EXERCISE DIRECTIONS:
Look below for the line with "What does this", then repeat it and all lines after it, exactly, minus any pictures.

Stored records
━━━

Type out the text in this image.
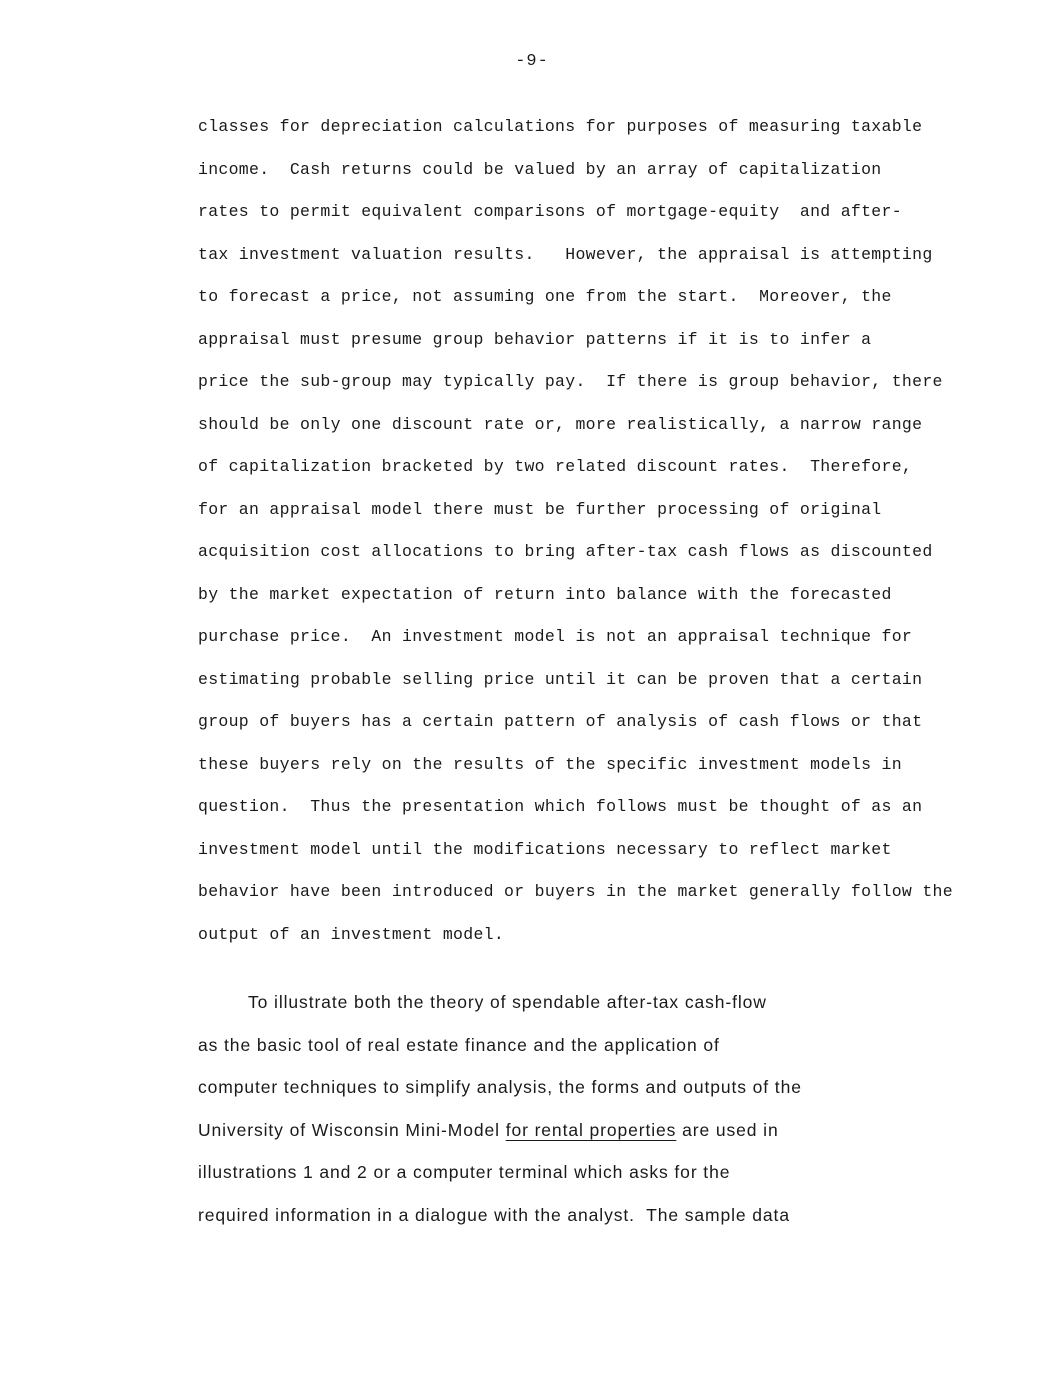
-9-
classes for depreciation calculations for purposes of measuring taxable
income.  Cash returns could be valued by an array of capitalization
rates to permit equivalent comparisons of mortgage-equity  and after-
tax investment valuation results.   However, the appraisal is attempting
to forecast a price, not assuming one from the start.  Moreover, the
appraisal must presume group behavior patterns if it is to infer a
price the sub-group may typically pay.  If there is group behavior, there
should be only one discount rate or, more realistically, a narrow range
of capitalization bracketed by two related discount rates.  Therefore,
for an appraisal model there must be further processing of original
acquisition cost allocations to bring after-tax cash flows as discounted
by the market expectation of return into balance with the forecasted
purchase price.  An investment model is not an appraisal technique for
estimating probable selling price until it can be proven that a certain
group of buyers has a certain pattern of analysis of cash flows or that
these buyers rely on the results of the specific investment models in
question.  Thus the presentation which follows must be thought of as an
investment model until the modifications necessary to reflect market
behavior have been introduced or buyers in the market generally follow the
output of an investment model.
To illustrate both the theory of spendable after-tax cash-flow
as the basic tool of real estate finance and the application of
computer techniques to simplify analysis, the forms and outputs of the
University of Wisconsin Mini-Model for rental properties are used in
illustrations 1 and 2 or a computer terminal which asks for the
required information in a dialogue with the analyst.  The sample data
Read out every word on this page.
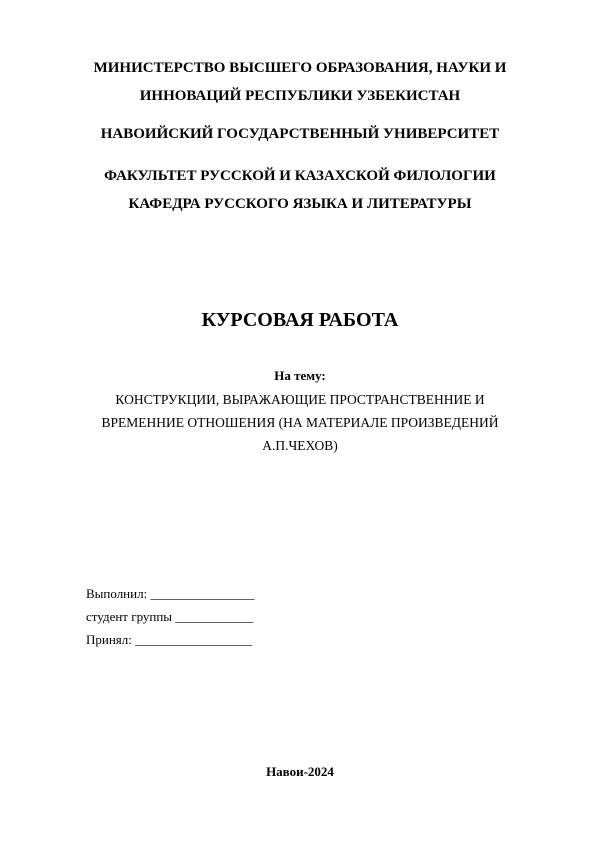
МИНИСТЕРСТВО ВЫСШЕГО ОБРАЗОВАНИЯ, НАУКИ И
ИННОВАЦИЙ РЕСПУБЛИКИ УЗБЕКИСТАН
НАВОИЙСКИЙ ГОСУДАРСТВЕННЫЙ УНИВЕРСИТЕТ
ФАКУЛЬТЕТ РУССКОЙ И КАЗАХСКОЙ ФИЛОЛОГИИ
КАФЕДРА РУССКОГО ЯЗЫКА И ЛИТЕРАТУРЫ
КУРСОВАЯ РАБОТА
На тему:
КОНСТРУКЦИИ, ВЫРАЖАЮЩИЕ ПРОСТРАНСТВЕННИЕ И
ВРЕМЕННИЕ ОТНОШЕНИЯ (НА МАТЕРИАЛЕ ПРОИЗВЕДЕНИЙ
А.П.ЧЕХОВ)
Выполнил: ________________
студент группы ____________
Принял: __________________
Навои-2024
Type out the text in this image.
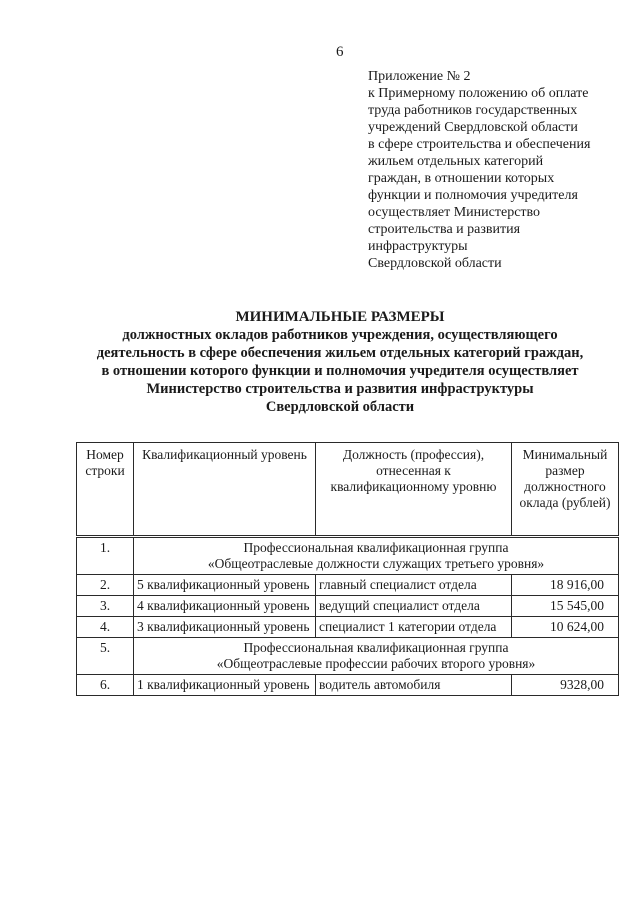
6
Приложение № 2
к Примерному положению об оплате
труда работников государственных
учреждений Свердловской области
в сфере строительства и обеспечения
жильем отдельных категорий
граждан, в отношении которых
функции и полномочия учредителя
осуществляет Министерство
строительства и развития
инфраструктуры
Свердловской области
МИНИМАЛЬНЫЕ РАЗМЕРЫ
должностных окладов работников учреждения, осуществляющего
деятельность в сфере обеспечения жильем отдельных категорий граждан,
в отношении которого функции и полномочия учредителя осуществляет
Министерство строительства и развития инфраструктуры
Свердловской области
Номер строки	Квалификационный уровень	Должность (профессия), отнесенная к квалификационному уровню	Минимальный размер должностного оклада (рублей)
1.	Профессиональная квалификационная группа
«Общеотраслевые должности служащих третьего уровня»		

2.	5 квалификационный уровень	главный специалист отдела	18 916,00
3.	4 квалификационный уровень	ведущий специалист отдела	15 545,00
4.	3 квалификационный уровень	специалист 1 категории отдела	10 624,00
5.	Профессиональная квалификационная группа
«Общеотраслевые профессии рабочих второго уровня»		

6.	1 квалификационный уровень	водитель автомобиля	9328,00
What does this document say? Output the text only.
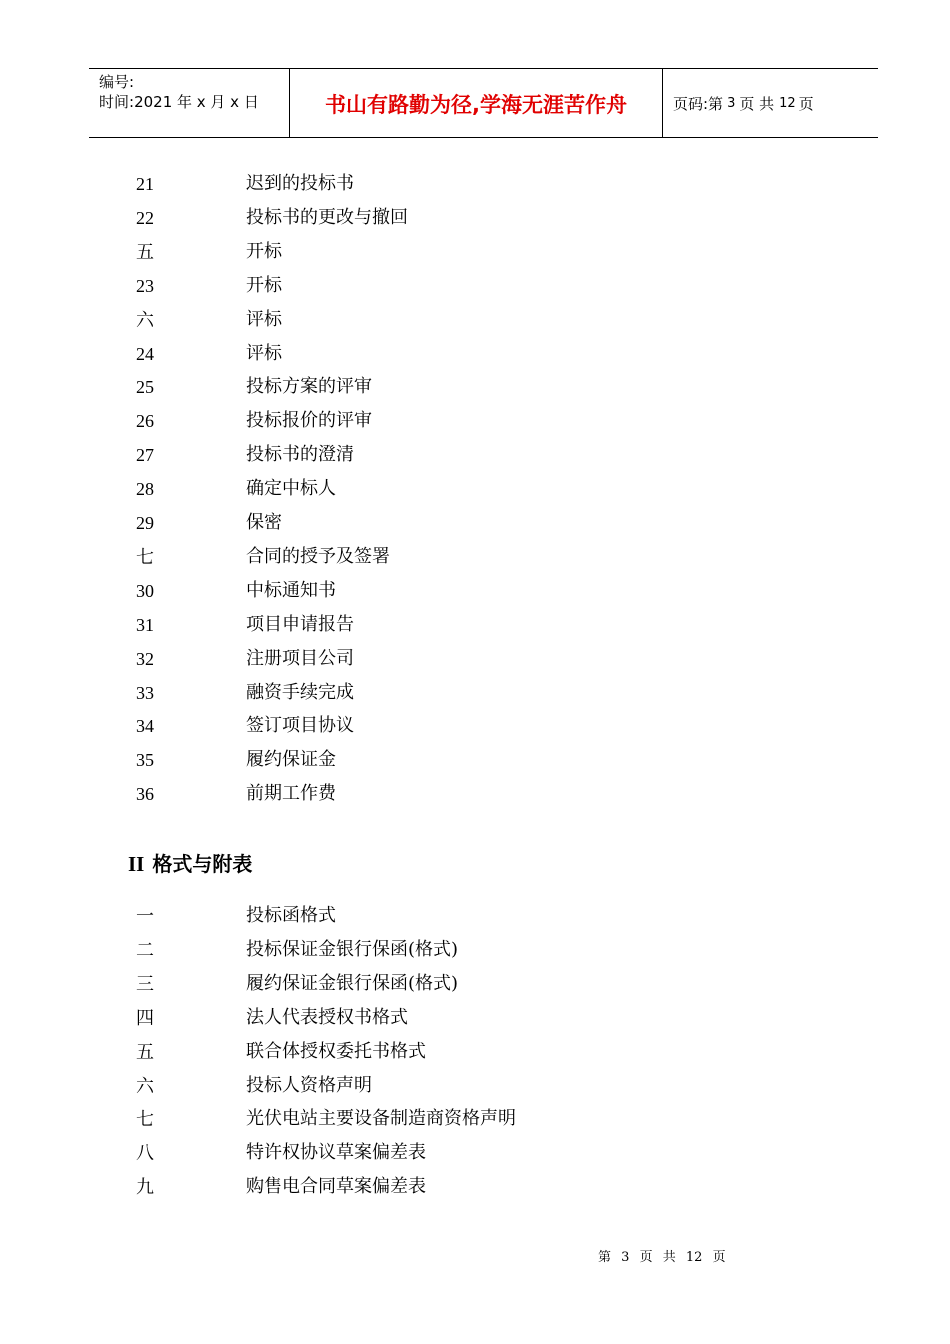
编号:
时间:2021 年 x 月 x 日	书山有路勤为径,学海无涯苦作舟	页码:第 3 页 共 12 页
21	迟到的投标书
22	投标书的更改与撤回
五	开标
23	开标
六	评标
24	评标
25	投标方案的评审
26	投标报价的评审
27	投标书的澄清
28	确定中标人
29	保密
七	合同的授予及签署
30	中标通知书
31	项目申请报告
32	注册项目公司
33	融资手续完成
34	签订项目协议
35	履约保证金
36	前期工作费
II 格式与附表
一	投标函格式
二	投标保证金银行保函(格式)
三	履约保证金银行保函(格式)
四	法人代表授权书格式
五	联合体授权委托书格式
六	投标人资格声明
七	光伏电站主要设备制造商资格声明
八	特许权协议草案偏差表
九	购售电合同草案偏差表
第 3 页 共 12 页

━━━

RESULT BELOW:
What does this document say? Output the text only.
编号:
时间:2021 年 x 月 x 日	书山有路勤为径,学海无涯苦作舟	页码:第 3 页 共 12 页
21	迟到的投标书
22	投标书的更改与撤回
五	开标
23	开标
六	评标
24	评标
25	投标方案的评审
26	投标报价的评审
27	投标书的澄清
28	确定中标人
29	保密
七	合同的授予及签署
30	中标通知书
31	项目申请报告
32	注册项目公司
33	融资手续完成
34	签订项目协议
35	履约保证金
36	前期工作费
II 格式与附表
一	投标函格式
二	投标保证金银行保函(格式)
三	履约保证金银行保函(格式)
四	法人代表授权书格式
五	联合体授权委托书格式
六	投标人资格声明
七	光伏电站主要设备制造商资格声明
八	特许权协议草案偏差表
九	购售电合同草案偏差表
第 3 页 共 12 页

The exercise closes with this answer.